──────── Entries provided

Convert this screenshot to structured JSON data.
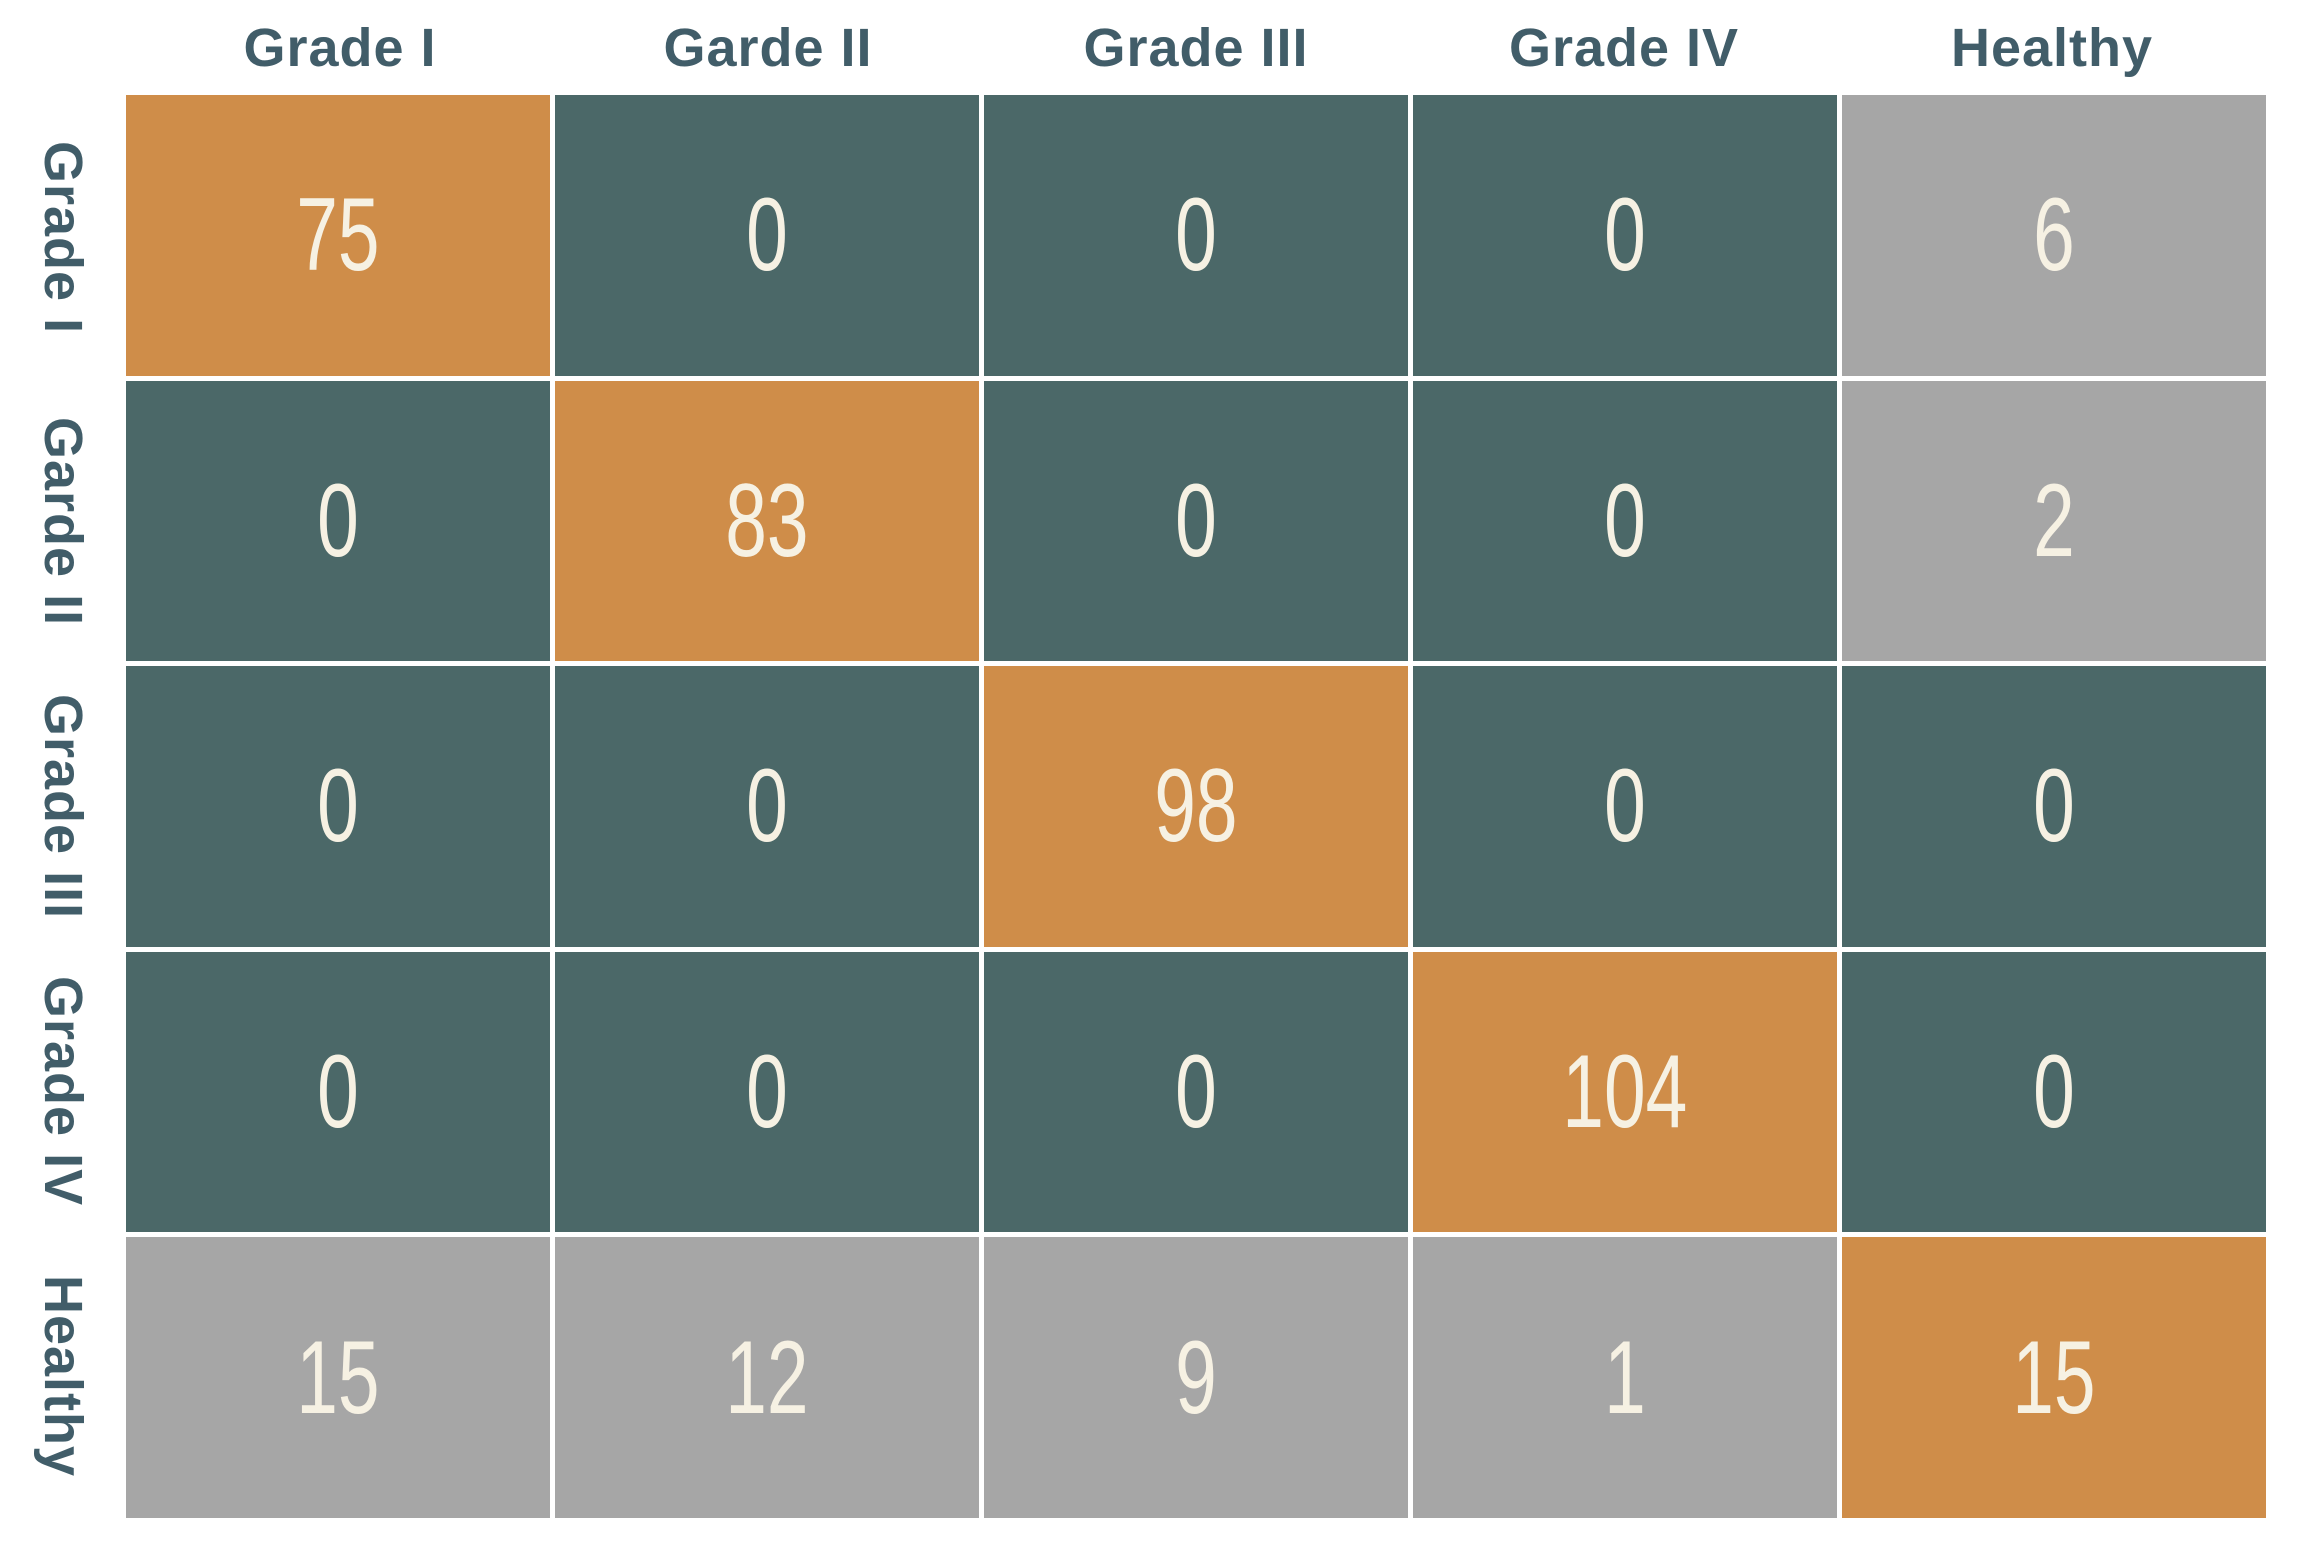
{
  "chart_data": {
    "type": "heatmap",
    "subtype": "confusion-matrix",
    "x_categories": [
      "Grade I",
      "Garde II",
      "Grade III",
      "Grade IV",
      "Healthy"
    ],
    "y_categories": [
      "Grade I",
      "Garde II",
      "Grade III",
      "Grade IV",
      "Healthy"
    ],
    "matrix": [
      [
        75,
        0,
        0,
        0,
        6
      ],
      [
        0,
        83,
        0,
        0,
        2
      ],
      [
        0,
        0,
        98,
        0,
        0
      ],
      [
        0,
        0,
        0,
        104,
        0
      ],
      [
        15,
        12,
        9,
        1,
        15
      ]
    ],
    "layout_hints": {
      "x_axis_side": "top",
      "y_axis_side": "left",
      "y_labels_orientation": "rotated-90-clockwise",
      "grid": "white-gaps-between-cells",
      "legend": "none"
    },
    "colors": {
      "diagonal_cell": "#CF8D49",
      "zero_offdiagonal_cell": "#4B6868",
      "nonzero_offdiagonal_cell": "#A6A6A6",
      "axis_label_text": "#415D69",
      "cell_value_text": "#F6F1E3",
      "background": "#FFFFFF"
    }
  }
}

────────────────
──────── Entries provided

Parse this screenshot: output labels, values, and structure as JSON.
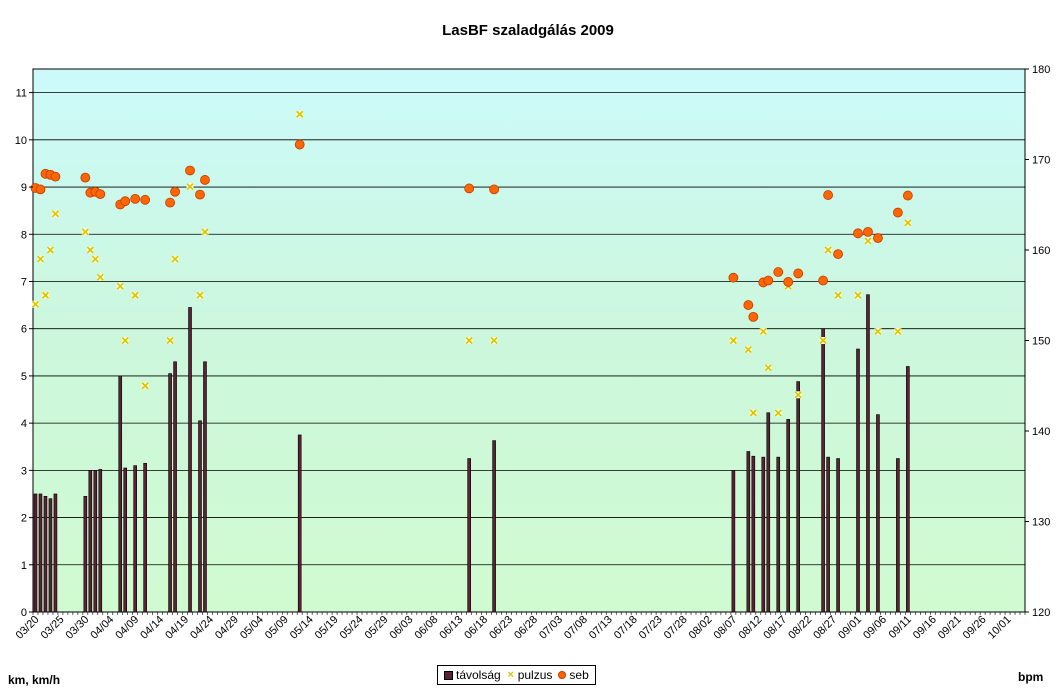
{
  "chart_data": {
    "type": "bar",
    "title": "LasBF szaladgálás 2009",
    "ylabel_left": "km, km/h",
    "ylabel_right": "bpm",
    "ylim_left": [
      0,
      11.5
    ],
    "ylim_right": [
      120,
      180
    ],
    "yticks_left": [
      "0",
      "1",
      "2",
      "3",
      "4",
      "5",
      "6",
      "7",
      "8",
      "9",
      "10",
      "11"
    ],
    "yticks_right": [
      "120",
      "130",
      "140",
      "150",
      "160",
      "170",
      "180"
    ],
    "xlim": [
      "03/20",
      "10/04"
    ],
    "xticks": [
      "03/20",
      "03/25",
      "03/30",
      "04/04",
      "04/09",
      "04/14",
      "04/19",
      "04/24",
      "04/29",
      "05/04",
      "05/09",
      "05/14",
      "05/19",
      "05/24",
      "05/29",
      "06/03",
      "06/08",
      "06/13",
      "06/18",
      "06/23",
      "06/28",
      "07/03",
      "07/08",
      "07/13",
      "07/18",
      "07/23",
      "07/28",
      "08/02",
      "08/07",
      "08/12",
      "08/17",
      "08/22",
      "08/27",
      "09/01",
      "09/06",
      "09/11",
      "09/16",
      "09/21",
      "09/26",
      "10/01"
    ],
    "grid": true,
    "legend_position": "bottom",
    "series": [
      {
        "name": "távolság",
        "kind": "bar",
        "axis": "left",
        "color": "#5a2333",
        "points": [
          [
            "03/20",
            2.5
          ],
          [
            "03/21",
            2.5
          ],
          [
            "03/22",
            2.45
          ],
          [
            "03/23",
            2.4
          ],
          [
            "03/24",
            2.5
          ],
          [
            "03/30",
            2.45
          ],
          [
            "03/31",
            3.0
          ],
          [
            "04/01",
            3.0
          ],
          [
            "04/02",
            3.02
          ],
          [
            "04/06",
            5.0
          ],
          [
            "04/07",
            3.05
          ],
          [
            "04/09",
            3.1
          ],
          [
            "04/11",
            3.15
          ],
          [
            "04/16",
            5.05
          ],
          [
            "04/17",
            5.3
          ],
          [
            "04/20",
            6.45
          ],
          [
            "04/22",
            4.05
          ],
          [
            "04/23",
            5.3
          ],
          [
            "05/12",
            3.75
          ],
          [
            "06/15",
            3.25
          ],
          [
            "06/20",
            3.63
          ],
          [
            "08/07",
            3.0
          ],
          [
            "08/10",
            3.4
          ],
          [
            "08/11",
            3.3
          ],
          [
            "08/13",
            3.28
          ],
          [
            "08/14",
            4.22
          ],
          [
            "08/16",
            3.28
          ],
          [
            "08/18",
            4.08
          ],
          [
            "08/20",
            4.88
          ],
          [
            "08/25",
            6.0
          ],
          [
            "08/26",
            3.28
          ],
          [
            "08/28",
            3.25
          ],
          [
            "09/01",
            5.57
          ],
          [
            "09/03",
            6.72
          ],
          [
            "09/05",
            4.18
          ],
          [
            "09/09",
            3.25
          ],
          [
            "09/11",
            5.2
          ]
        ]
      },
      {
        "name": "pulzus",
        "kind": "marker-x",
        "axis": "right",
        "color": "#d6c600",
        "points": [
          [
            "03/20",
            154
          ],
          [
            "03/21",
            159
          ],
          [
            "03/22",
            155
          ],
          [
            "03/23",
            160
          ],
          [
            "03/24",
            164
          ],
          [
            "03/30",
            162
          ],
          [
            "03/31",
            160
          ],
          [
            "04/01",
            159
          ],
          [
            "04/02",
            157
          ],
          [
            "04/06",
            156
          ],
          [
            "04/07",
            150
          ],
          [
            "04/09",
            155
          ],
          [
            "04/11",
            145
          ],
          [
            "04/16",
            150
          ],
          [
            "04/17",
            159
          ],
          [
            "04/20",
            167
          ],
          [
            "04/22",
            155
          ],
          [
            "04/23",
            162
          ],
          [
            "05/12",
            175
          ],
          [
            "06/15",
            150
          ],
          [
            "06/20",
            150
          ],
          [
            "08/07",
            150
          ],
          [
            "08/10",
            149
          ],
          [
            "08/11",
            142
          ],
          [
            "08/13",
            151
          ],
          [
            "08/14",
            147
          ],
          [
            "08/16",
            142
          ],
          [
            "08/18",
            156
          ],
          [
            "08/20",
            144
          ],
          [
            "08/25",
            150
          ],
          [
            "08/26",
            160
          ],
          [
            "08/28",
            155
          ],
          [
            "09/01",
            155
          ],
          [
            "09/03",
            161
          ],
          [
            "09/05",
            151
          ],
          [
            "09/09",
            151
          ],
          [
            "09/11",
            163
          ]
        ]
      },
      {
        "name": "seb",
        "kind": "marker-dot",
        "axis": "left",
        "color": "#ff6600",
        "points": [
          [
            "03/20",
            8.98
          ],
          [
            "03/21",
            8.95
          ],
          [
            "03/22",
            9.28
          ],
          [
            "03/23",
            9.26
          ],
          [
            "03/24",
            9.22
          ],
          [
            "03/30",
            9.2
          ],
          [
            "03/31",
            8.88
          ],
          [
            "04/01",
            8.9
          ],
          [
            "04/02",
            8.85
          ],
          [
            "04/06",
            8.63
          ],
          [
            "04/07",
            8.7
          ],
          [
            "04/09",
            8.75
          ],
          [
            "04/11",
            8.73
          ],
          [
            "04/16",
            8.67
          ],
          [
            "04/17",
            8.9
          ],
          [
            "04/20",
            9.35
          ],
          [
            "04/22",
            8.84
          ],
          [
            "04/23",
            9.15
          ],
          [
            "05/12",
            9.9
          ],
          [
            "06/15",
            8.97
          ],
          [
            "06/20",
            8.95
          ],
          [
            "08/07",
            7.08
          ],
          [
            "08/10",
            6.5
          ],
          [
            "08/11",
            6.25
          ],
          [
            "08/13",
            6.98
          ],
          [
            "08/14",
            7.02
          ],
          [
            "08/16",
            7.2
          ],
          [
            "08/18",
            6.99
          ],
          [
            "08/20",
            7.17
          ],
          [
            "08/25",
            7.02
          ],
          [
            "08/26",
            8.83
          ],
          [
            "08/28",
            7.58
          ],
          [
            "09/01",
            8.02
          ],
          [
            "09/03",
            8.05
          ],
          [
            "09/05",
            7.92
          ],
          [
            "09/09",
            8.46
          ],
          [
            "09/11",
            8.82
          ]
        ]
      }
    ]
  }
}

────────────────

What you need to do >> Check each line of the records for the word "grid", and show the lines that contain it.

Exercise result >>
      "grid": "white-gaps-between-cells",
    "grid": true,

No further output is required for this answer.